Records for this exercise ->

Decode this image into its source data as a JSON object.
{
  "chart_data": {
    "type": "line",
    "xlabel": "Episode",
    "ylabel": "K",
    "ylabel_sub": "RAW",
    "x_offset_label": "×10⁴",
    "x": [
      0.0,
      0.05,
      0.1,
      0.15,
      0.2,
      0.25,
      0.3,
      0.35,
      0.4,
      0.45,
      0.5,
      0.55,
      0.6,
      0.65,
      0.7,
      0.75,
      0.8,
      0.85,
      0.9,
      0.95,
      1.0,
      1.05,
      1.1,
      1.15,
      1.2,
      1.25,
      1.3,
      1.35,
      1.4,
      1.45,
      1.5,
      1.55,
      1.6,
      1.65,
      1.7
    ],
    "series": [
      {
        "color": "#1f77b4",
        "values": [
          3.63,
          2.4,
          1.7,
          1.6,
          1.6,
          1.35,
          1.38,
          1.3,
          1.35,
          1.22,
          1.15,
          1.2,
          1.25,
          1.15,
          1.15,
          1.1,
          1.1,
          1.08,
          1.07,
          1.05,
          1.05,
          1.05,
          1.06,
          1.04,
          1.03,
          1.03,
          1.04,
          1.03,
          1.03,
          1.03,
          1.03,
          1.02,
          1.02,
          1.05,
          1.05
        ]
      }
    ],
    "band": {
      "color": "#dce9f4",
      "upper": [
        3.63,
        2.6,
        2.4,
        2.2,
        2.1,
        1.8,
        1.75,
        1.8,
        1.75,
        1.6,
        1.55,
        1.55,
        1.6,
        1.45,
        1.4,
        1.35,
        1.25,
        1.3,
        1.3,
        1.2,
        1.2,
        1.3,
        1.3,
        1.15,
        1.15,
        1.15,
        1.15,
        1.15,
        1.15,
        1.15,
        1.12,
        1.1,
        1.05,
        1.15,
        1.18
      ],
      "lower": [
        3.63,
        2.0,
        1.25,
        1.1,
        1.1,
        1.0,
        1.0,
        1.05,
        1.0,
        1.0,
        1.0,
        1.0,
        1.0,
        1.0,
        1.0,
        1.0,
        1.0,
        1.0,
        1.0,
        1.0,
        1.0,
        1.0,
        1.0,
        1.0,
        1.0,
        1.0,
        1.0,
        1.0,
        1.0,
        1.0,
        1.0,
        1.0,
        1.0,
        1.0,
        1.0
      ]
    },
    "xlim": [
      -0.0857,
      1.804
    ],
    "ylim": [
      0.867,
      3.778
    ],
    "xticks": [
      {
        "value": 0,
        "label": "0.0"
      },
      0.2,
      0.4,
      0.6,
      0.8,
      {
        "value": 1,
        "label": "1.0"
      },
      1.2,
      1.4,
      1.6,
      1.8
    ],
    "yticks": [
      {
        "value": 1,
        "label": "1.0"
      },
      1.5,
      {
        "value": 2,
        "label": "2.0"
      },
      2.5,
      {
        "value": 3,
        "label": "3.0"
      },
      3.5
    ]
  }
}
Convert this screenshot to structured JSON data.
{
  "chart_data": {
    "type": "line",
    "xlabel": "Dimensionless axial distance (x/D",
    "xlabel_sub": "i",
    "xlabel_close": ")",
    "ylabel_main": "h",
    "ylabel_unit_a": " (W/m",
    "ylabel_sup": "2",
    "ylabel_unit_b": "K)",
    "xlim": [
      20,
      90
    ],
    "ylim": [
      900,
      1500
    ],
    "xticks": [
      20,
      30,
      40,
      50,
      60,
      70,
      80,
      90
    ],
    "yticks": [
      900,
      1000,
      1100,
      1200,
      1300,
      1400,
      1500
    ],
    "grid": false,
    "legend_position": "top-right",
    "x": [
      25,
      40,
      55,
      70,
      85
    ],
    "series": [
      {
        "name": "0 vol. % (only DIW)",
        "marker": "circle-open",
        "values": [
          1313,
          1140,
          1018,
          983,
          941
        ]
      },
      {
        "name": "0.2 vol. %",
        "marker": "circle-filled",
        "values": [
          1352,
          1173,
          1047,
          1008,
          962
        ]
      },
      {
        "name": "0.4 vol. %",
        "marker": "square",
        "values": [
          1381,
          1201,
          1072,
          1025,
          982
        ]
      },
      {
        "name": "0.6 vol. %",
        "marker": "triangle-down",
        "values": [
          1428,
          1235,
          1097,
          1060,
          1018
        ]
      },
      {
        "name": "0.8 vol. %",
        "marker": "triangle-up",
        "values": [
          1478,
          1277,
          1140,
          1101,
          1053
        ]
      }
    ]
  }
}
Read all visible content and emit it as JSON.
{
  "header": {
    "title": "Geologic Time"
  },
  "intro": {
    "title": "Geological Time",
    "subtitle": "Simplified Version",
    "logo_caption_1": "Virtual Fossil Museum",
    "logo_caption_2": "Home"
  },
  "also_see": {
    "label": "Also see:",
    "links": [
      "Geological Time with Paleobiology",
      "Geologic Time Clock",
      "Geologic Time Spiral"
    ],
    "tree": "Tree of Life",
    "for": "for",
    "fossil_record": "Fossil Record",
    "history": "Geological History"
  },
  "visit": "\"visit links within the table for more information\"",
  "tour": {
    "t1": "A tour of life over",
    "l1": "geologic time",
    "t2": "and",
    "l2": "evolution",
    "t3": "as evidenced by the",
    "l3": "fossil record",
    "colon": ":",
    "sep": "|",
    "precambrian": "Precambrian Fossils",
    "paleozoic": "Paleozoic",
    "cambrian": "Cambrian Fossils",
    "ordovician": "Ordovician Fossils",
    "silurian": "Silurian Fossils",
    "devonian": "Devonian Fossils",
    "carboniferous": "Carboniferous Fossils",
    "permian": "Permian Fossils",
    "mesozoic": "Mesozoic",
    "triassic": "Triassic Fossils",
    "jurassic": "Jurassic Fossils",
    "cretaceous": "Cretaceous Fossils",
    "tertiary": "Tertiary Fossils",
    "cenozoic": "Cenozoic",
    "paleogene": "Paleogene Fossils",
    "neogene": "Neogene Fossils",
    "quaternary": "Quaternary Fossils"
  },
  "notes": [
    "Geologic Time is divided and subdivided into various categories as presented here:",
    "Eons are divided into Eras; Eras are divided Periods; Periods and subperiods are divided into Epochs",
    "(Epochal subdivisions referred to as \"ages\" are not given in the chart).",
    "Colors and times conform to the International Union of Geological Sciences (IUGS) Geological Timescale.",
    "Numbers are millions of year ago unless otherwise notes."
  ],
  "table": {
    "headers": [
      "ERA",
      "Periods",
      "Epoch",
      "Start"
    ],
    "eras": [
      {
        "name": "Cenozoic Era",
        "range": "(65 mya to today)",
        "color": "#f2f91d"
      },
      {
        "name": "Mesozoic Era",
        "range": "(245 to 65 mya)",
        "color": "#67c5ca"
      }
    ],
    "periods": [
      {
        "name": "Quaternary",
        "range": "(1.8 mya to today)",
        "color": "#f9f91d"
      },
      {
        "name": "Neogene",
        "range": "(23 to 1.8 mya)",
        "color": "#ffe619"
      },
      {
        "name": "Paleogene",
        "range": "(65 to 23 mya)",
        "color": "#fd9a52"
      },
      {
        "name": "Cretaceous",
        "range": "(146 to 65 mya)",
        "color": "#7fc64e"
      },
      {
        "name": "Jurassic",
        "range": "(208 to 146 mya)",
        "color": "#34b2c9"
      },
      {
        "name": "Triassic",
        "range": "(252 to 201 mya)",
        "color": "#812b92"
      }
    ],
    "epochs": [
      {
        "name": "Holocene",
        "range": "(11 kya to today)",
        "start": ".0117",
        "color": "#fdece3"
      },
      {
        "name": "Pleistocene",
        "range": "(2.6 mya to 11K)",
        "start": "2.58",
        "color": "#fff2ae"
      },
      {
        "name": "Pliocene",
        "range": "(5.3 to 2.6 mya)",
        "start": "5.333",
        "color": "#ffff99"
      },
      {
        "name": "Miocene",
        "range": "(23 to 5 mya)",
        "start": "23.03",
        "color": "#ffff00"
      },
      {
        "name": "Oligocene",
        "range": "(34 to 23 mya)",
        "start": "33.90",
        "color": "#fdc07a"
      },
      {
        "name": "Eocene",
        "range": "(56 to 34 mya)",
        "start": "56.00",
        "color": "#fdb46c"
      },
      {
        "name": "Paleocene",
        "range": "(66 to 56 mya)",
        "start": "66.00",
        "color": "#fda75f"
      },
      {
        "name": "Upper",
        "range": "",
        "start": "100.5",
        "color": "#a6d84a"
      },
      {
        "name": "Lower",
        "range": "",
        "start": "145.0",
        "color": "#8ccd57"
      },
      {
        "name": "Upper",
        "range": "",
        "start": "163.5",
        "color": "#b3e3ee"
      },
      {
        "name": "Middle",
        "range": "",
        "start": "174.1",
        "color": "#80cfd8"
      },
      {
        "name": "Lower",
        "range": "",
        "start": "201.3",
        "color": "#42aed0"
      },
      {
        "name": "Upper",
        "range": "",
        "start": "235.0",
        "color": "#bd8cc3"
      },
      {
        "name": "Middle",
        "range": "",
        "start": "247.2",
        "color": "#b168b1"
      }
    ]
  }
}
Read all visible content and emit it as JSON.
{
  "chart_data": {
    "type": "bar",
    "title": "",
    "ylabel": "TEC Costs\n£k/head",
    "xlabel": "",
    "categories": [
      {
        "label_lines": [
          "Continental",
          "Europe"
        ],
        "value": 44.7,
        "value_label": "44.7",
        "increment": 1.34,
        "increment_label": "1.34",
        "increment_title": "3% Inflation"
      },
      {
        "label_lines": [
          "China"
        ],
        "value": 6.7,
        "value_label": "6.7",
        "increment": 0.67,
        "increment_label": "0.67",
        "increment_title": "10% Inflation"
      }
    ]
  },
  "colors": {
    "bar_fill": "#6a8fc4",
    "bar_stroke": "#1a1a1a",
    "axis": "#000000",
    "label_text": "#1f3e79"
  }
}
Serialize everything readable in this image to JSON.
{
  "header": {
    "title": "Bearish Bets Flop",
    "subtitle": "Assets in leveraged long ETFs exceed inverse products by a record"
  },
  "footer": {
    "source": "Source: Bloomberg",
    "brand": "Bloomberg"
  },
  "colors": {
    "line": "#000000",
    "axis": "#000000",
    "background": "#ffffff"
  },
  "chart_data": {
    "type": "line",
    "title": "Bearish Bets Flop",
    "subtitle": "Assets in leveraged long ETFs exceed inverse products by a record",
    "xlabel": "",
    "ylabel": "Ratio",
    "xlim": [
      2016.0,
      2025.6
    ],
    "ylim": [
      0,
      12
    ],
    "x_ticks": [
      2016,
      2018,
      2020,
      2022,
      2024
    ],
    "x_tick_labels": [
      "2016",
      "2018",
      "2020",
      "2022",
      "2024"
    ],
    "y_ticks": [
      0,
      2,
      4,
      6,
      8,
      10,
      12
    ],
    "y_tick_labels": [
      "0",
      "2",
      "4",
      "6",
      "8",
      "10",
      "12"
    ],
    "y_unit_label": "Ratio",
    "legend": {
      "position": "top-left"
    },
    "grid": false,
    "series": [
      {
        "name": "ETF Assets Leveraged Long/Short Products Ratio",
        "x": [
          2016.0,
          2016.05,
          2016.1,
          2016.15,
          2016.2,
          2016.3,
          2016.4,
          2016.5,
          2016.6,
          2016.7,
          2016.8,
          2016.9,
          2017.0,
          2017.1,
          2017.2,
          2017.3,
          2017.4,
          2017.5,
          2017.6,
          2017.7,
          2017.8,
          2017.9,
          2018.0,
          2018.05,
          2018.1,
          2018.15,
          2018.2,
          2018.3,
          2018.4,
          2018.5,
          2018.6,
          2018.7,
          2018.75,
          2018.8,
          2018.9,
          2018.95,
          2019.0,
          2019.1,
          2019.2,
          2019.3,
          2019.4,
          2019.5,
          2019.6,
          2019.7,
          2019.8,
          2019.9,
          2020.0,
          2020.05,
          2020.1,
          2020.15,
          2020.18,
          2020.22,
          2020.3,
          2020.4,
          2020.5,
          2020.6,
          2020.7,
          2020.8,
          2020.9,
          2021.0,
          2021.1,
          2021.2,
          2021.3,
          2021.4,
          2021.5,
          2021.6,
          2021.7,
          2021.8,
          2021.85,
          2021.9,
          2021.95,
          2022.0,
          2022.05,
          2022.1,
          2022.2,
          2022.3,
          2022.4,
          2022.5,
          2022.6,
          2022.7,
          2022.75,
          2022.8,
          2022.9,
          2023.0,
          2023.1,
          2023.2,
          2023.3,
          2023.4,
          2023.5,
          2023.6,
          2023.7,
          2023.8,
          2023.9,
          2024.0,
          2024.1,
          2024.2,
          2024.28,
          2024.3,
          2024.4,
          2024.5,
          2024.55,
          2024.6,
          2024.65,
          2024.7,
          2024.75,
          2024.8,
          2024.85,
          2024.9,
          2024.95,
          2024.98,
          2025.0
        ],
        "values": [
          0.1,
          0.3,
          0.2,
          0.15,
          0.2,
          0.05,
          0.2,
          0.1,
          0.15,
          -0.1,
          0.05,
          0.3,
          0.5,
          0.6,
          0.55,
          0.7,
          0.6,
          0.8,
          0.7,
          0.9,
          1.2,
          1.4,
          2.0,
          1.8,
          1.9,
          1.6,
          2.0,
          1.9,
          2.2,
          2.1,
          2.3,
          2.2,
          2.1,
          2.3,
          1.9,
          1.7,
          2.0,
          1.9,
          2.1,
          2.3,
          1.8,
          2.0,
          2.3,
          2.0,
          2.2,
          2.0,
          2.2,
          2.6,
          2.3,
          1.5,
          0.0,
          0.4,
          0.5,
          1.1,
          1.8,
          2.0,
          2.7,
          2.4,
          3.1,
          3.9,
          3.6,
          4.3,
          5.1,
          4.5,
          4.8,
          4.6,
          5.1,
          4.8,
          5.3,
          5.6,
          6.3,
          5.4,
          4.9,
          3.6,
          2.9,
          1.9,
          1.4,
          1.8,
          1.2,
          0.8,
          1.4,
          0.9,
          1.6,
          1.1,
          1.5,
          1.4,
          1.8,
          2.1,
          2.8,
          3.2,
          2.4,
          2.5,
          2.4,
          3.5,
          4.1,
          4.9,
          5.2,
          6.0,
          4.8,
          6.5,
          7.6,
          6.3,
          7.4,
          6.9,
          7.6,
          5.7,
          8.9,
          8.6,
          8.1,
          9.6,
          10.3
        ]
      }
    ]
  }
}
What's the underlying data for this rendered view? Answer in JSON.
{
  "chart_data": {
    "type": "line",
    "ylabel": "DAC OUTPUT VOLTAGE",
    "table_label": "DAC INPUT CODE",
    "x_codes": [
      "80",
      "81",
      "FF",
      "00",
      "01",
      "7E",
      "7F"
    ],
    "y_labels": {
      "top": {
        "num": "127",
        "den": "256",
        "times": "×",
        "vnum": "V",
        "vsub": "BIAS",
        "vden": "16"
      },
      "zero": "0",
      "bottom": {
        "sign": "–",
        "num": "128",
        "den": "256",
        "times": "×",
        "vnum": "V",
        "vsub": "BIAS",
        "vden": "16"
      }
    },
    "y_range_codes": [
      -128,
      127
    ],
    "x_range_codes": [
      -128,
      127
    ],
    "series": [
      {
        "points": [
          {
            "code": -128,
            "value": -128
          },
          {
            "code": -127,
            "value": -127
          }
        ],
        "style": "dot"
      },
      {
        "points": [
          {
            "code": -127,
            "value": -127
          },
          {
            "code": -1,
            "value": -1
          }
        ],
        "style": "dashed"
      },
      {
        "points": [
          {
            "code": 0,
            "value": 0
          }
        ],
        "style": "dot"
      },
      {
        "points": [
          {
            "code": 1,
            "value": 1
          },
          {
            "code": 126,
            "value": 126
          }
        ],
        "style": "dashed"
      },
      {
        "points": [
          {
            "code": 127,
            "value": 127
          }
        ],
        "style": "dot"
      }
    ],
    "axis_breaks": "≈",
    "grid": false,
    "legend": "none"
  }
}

Problem to solve -> Identify the lines in the entries that hold "JSON" and return each one.

Problem solution ->
Decode this image into its source data as a JSON object.
Convert this screenshot to structured JSON data.
Read all visible content and emit it as JSON.
Read all visible content and emit it as JSON.
Serialize everything readable in this image to JSON.
What's the underlying data for this rendered view? Answer in JSON.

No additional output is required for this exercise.